Copy these lines verbatim.

# SOURCE DATA:
--------------------

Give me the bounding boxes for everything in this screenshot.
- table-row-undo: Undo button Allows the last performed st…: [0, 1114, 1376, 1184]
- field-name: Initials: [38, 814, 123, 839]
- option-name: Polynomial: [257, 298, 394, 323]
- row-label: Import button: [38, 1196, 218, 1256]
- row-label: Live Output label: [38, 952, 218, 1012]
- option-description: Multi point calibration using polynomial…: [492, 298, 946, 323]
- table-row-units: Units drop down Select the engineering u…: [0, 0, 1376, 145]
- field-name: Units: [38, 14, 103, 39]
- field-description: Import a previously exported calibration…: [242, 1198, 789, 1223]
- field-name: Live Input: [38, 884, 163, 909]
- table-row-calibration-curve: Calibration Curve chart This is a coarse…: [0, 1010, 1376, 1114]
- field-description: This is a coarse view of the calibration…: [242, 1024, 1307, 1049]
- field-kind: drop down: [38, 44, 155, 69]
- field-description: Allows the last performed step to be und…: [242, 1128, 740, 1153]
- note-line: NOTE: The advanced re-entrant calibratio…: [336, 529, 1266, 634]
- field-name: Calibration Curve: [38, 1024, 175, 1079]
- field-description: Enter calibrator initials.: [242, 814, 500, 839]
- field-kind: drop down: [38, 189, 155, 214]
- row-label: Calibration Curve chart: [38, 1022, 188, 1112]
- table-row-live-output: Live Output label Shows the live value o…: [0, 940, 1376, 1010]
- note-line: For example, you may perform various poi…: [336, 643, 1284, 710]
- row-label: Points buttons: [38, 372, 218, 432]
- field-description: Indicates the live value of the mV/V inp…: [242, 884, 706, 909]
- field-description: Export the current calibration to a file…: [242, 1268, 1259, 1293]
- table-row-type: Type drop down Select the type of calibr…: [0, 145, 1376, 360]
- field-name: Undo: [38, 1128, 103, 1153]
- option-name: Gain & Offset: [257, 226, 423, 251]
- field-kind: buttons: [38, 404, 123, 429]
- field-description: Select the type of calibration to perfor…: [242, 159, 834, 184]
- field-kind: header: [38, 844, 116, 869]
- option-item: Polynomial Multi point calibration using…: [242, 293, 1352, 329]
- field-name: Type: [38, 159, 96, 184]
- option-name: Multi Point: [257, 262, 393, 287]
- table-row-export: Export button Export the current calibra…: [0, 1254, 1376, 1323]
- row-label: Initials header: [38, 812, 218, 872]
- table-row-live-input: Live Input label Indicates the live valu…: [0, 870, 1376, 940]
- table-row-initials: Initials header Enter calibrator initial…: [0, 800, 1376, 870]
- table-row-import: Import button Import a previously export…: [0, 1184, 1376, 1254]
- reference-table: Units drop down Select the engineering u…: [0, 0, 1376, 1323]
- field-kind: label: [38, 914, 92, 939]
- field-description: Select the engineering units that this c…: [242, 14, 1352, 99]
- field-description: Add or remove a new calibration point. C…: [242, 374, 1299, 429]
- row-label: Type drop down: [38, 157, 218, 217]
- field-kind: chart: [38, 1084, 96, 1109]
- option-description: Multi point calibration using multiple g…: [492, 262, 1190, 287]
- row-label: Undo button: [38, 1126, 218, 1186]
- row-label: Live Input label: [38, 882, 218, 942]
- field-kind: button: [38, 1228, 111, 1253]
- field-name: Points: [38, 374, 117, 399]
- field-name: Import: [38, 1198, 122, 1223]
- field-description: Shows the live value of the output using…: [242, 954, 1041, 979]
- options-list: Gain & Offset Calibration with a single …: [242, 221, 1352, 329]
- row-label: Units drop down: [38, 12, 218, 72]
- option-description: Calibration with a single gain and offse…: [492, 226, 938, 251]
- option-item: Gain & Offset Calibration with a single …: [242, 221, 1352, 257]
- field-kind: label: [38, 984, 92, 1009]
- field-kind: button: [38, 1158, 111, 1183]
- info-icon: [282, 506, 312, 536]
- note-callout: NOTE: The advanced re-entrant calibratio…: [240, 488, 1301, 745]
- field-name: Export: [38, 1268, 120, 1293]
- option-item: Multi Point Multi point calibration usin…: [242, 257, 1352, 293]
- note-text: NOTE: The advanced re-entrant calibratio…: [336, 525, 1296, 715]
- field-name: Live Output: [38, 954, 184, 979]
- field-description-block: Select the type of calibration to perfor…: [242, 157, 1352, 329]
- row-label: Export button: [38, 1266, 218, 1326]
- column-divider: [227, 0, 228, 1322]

--------------------

# TASK OUTPUT:
Give me the bounding boxes for everything in this screenshot.
- table-row-undo: Undo button Allows the last performed st…: [0, 1114, 1376, 1184]
- field-name: Initials: [38, 814, 123, 839]
- option-name: Polynomial: [257, 298, 394, 323]
- row-label: Import button: [38, 1196, 218, 1256]
- row-label: Live Output label: [38, 952, 218, 1012]
- option-description: Multi point calibration using polynomial…: [492, 298, 946, 323]
- table-row-units: Units drop down Select the engineering u…: [0, 0, 1376, 145]
- field-name: Units: [38, 14, 103, 39]
- field-description: Import a previously exported calibration…: [242, 1198, 789, 1223]
- field-name: Live Input: [38, 884, 163, 909]
- table-row-calibration-curve: Calibration Curve chart This is a coarse…: [0, 1010, 1376, 1114]
- field-description: This is a coarse view of the calibration…: [242, 1024, 1307, 1049]
- field-kind: drop down: [38, 44, 155, 69]
- field-description: Allows the last performed step to be und…: [242, 1128, 740, 1153]
- note-line: NOTE: The advanced re-entrant calibratio…: [336, 529, 1266, 634]
- field-name: Calibration Curve: [38, 1024, 175, 1079]
- field-description: Enter calibrator initials.: [242, 814, 500, 839]
- field-kind: drop down: [38, 189, 155, 214]
- row-label: Calibration Curve chart: [38, 1022, 188, 1112]
- table-row-live-output: Live Output label Shows the live value o…: [0, 940, 1376, 1010]
- note-line: For example, you may perform various poi…: [336, 643, 1284, 710]
- row-label: Points buttons: [38, 372, 218, 432]
- field-description: Indicates the live value of the mV/V inp…: [242, 884, 706, 909]
- field-description: Export the current calibration to a file…: [242, 1268, 1259, 1293]
- table-row-type: Type drop down Select the type of calibr…: [0, 145, 1376, 360]
- field-name: Undo: [38, 1128, 103, 1153]
- option-name: Gain & Offset: [257, 226, 423, 251]
- field-kind: buttons: [38, 404, 123, 429]
- field-description: Select the type of calibration to perfor…: [242, 159, 834, 184]
- field-kind: header: [38, 844, 116, 869]
- option-item: Polynomial Multi point calibration using…: [242, 293, 1352, 329]
- field-name: Type: [38, 159, 96, 184]
- option-name: Multi Point: [257, 262, 393, 287]
- table-row-export: Export button Export the current calibra…: [0, 1254, 1376, 1323]
- row-label: Initials header: [38, 812, 218, 872]
- table-row-live-input: Live Input label Indicates the live valu…: [0, 870, 1376, 940]
- table-row-initials: Initials header Enter calibrator initial…: [0, 800, 1376, 870]
- table-row-import: Import button Import a previously export…: [0, 1184, 1376, 1254]
- reference-table: Units drop down Select the engineering u…: [0, 0, 1376, 1323]
- field-kind: label: [38, 914, 92, 939]
- field-description: Select the engineering units that this c…: [242, 14, 1352, 99]
- field-description: Add or remove a new calibration point. C…: [242, 374, 1299, 429]
- row-label: Type drop down: [38, 157, 218, 217]
- field-kind: chart: [38, 1084, 96, 1109]
- option-description: Multi point calibration using multiple g…: [492, 262, 1190, 287]
- row-label: Undo button: [38, 1126, 218, 1186]
- row-label: Live Input label: [38, 882, 218, 942]
- field-kind: button: [38, 1228, 111, 1253]
- field-name: Points: [38, 374, 117, 399]
- field-name: Import: [38, 1198, 122, 1223]
- field-description: Shows the live value of the output using…: [242, 954, 1041, 979]
- options-list: Gain & Offset Calibration with a single …: [242, 221, 1352, 329]
- row-label: Units drop down: [38, 12, 218, 72]
- option-description: Calibration with a single gain and offse…: [492, 226, 938, 251]
- option-item: Gain & Offset Calibration with a single …: [242, 221, 1352, 257]
- field-kind: label: [38, 984, 92, 1009]
- field-kind: button: [38, 1158, 111, 1183]
- info-icon: [282, 506, 312, 536]
- note-callout: NOTE: The advanced re-entrant calibratio…: [240, 488, 1301, 745]
- field-name: Export: [38, 1268, 120, 1293]
- option-item: Multi Point Multi point calibration usin…: [242, 257, 1352, 293]
- note-text: NOTE: The advanced re-entrant calibratio…: [336, 525, 1296, 715]
- field-name: Live Output: [38, 954, 184, 979]
- field-description-block: Select the type of calibration to perfor…: [242, 157, 1352, 329]
- row-label: Export button: [38, 1266, 218, 1326]
- column-divider: [227, 0, 228, 1322]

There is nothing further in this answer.